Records
- - - - - - -

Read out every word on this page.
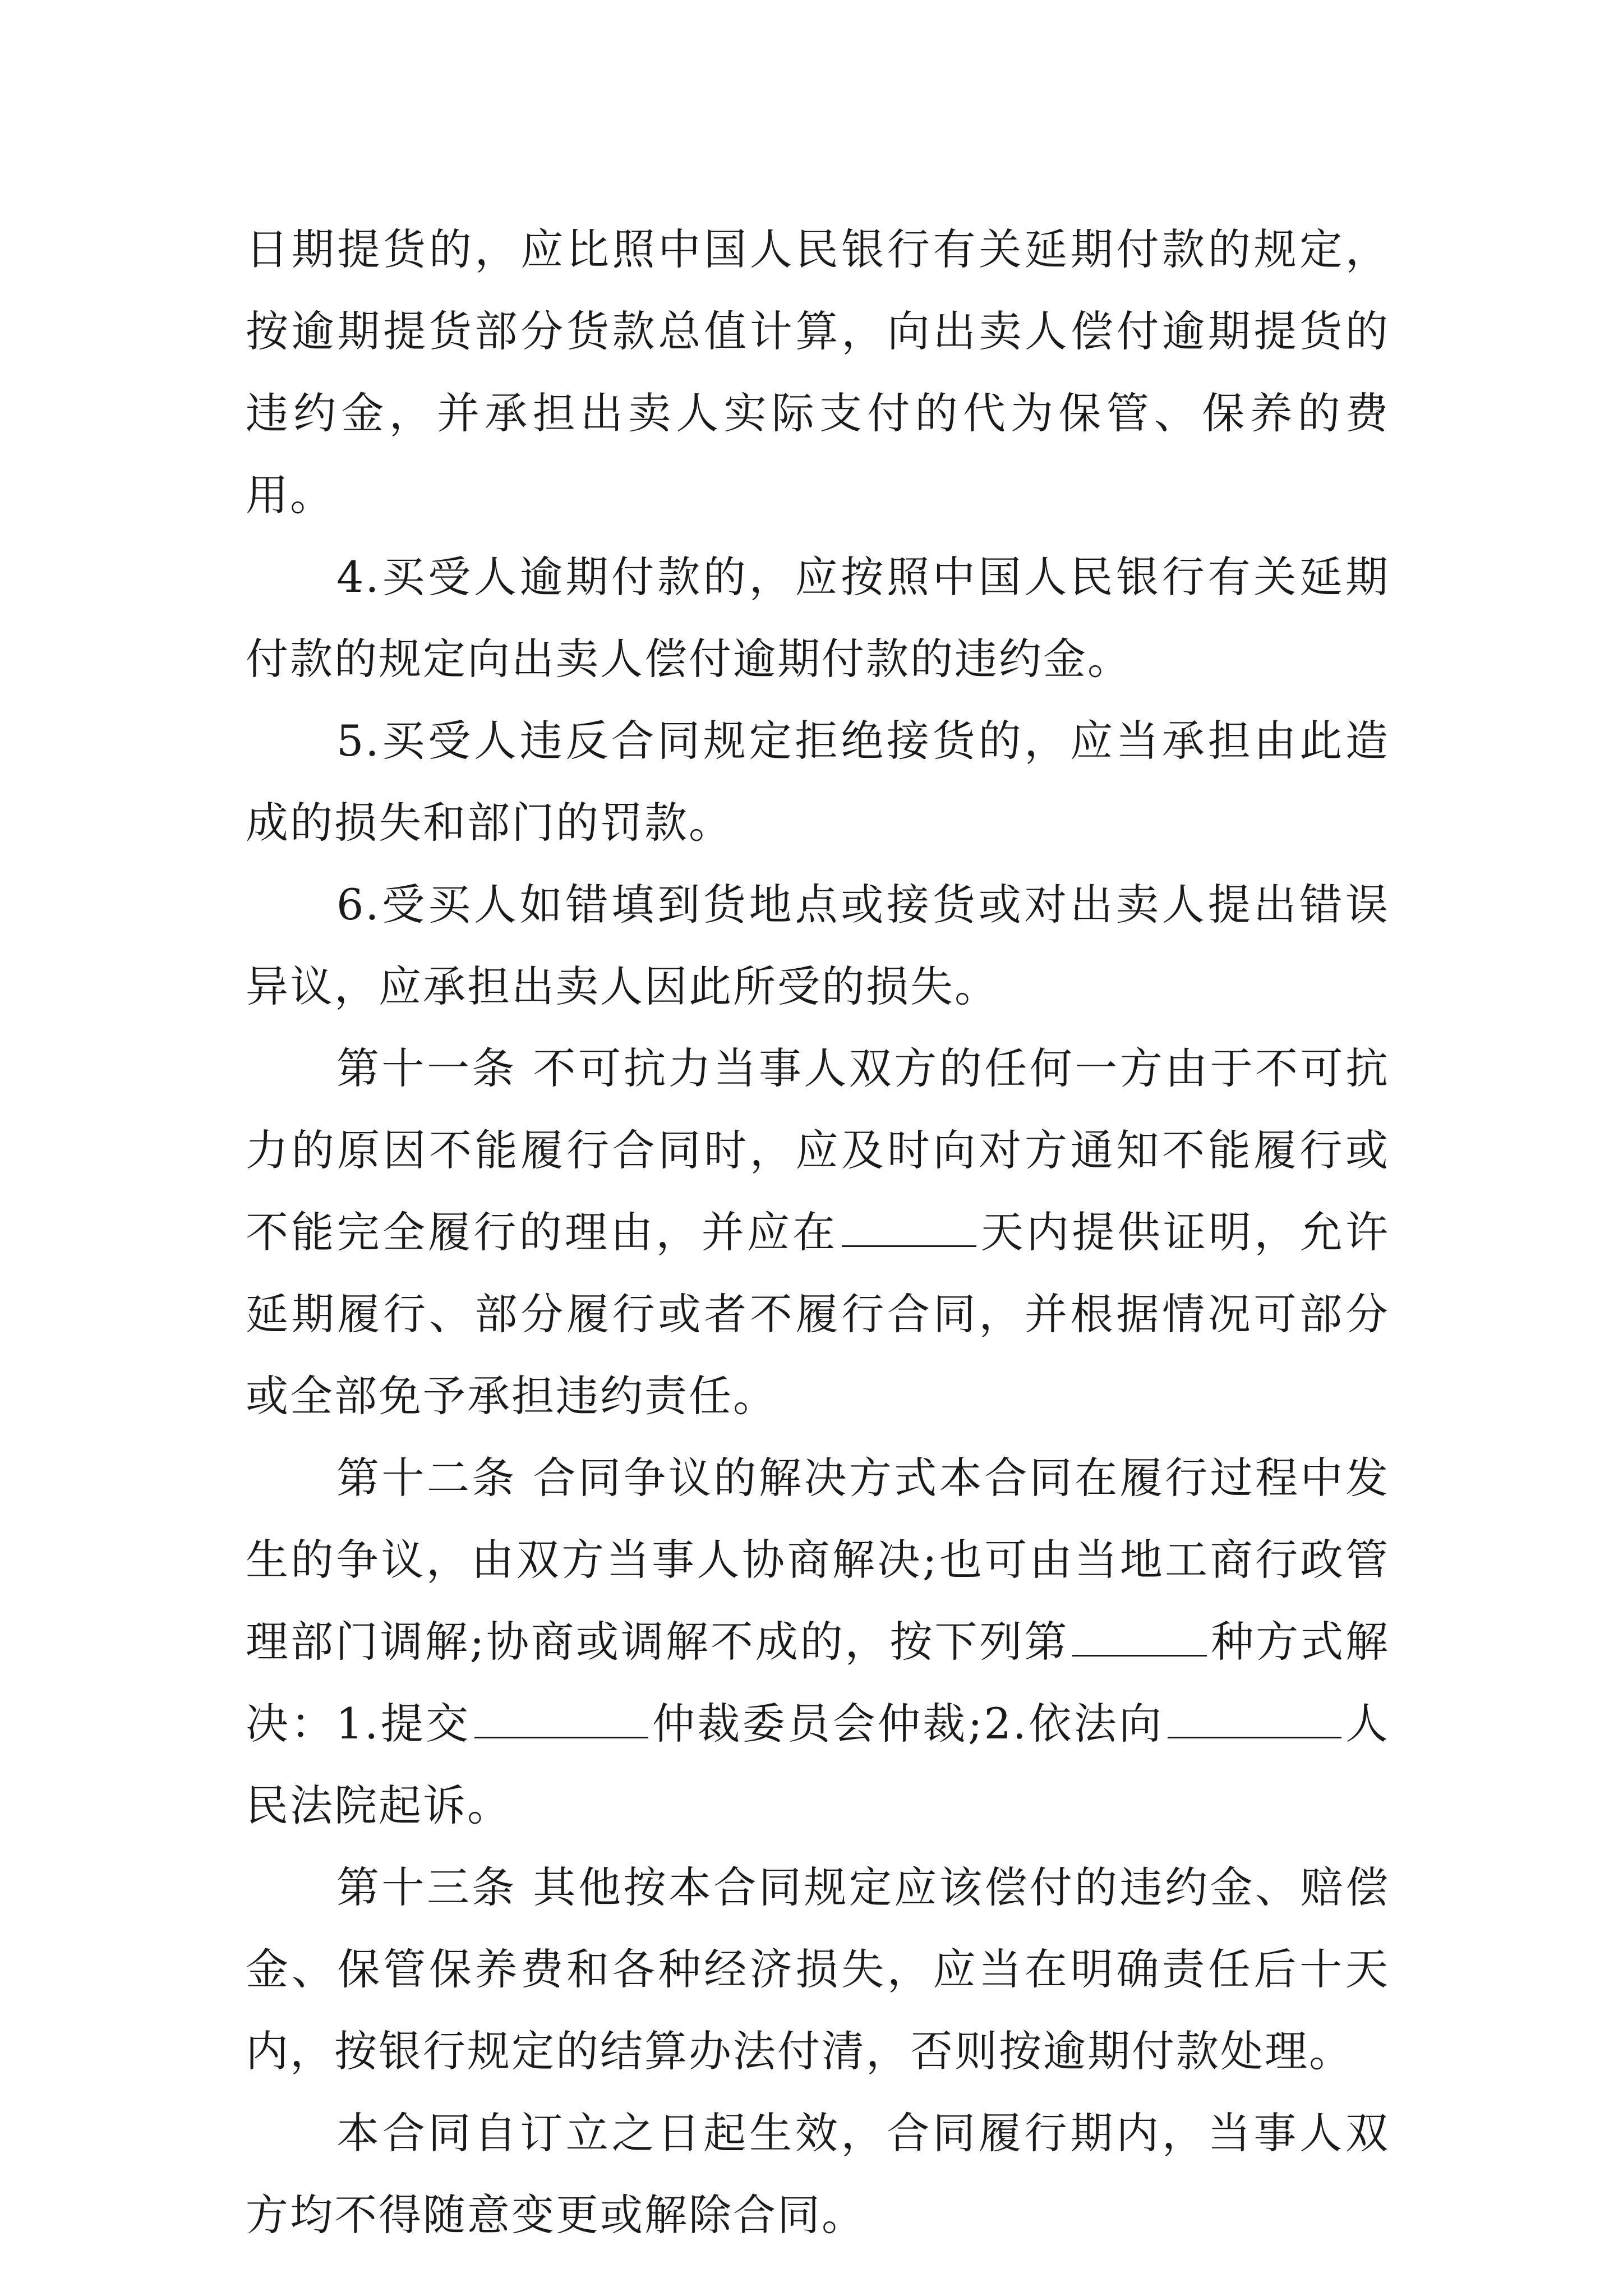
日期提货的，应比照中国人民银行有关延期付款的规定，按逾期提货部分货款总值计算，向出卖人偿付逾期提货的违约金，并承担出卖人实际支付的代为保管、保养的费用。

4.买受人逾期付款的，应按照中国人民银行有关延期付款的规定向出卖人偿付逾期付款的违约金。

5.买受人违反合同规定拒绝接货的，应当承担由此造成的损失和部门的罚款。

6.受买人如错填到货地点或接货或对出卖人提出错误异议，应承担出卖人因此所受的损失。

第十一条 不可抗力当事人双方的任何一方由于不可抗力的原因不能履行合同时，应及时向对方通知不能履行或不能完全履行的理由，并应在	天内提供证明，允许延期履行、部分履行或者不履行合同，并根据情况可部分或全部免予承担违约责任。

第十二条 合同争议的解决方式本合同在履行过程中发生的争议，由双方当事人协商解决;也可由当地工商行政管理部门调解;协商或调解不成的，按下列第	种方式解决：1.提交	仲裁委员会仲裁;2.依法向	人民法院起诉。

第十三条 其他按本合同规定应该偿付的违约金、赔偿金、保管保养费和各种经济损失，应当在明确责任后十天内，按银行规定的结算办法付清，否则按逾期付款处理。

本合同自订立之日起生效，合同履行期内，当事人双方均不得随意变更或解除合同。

- - - - - - -

### Directions for this task
Exclude the images, then output the data above word for word.

### Correct answer
Read out every word on this page.
日期提货的，应比照中国人民银行有关延期付款的规定，按逾期提货部分货款总值计算，向出卖人偿付逾期提货的违约金，并承担出卖人实际支付的代为保管、保养的费用。

4.买受人逾期付款的，应按照中国人民银行有关延期付款的规定向出卖人偿付逾期付款的违约金。

5.买受人违反合同规定拒绝接货的，应当承担由此造成的损失和部门的罚款。

6.受买人如错填到货地点或接货或对出卖人提出错误异议，应承担出卖人因此所受的损失。

第十一条 不可抗力当事人双方的任何一方由于不可抗力的原因不能履行合同时，应及时向对方通知不能履行或不能完全履行的理由，并应在	天内提供证明，允许延期履行、部分履行或者不履行合同，并根据情况可部分或全部免予承担违约责任。

第十二条 合同争议的解决方式本合同在履行过程中发生的争议，由双方当事人协商解决;也可由当地工商行政管理部门调解;协商或调解不成的，按下列第	种方式解决：1.提交	仲裁委员会仲裁;2.依法向	人民法院起诉。

第十三条 其他按本合同规定应该偿付的违约金、赔偿金、保管保养费和各种经济损失，应当在明确责任后十天内，按银行规定的结算办法付清，否则按逾期付款处理。

本合同自订立之日起生效，合同履行期内，当事人双方均不得随意变更或解除合同。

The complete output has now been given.